§ Problem: Identify and copy all lines of the material where the string "playback" is found.

§ Exercise data:
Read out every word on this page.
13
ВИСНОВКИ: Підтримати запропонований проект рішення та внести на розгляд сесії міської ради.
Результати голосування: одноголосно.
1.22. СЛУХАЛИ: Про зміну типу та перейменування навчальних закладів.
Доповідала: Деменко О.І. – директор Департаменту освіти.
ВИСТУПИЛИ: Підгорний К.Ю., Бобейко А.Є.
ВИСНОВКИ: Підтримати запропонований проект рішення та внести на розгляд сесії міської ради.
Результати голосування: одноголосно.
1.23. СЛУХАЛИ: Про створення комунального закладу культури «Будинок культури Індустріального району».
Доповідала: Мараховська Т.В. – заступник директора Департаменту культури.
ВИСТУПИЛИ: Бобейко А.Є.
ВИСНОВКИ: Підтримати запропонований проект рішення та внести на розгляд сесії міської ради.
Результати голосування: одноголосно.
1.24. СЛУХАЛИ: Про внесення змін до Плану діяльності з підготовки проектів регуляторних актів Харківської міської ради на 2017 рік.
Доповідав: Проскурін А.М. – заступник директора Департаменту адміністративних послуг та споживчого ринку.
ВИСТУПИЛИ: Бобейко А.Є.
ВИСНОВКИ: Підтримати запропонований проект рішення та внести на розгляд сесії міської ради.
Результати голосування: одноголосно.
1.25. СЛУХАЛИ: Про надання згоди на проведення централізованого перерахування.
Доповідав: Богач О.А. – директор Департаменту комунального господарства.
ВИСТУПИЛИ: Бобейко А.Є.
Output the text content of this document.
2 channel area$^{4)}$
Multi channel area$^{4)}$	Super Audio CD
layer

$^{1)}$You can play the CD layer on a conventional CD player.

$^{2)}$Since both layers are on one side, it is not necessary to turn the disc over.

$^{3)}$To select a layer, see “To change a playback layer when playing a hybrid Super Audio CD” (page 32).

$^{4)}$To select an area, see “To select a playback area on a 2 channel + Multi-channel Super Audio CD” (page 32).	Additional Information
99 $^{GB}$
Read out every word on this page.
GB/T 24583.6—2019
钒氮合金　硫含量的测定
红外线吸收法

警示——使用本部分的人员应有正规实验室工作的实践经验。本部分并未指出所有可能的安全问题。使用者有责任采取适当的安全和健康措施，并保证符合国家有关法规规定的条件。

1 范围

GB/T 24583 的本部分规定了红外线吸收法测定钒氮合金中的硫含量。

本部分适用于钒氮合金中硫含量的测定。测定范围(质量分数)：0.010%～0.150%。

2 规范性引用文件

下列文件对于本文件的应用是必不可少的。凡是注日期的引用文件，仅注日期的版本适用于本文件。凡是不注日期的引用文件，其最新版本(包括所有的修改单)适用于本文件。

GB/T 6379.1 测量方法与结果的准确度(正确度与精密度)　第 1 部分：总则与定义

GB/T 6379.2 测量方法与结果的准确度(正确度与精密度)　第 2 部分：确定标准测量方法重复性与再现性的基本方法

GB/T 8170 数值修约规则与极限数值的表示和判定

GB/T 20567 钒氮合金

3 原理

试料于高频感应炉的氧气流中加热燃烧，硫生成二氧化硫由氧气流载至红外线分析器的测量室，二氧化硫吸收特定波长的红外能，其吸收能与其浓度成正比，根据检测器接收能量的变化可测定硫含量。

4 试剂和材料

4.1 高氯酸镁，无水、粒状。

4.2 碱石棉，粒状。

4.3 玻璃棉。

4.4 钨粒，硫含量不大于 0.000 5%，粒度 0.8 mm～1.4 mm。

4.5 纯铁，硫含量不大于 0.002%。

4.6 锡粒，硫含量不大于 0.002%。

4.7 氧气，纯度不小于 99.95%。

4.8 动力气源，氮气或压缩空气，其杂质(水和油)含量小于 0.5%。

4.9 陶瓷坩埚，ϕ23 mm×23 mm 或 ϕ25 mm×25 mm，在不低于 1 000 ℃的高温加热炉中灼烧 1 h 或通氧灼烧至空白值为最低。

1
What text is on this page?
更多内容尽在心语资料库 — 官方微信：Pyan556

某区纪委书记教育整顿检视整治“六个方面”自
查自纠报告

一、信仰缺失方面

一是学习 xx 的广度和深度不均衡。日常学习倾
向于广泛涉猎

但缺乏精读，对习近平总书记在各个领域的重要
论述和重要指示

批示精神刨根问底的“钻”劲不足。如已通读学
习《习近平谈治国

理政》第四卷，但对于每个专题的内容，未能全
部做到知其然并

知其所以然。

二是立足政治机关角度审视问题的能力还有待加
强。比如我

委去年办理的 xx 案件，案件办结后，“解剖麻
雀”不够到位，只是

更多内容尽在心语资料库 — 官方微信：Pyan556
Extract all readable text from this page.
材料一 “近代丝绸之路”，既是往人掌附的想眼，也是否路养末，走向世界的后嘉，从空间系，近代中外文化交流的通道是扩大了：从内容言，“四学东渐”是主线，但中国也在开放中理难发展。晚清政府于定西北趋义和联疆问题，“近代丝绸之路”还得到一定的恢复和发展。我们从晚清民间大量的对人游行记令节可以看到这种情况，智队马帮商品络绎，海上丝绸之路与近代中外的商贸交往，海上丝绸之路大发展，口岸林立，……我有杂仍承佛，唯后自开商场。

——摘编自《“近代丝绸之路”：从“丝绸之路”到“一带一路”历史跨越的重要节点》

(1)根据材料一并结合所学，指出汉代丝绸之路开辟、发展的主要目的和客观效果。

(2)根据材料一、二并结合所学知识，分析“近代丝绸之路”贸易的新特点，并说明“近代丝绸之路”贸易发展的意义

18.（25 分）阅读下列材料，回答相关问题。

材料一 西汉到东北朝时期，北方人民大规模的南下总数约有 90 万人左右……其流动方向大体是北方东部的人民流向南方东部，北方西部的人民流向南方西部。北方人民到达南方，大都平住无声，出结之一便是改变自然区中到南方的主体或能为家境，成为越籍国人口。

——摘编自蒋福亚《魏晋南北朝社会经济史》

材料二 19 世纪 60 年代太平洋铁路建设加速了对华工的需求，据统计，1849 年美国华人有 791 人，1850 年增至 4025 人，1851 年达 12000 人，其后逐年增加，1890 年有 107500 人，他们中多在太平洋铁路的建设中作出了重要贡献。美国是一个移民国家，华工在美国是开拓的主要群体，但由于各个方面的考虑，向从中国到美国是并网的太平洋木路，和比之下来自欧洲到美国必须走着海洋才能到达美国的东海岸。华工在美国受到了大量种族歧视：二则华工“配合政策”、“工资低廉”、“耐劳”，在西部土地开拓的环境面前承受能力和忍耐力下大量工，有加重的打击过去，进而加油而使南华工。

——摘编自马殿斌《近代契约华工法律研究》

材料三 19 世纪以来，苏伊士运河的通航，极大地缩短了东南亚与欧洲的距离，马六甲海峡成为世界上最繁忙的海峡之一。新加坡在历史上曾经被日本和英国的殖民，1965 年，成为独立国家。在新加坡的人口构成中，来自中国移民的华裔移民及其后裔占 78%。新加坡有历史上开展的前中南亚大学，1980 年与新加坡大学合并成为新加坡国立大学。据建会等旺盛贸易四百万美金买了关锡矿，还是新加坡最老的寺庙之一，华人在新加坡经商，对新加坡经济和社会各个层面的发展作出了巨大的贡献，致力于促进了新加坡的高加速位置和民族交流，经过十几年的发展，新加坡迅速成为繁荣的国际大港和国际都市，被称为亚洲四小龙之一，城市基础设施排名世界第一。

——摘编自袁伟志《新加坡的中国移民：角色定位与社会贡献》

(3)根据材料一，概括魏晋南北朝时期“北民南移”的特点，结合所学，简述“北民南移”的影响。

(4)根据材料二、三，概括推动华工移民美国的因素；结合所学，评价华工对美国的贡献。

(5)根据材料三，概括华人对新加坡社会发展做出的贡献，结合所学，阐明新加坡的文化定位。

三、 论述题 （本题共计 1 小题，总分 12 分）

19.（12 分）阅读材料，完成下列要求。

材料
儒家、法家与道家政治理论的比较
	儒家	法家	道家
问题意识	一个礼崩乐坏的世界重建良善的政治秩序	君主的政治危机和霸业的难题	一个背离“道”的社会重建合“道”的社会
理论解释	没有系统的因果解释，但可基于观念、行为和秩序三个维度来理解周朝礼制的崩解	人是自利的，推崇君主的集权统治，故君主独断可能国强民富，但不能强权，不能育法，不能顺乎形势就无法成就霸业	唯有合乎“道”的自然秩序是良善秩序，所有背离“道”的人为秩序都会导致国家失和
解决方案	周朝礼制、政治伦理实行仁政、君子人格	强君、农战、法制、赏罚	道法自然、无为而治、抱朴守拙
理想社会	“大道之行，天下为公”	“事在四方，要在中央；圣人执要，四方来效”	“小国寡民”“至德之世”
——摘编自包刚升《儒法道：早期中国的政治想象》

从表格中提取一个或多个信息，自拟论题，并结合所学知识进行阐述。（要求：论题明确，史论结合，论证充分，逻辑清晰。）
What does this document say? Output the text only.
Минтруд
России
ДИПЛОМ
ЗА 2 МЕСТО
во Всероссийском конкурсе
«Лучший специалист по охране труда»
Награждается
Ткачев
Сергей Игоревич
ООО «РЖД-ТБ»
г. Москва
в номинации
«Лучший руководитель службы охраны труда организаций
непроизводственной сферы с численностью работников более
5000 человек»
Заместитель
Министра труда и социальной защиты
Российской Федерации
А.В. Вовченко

§ Result of this exercise:
$^{3)}$To select a layer, see “To change a playback layer when playing a hybrid Super Audio CD” (page 32).
$^{4)}$To select an area, see “To select a playback area on a 2 channel + Multi-channel Super Audio CD” (page 32).	Additional Information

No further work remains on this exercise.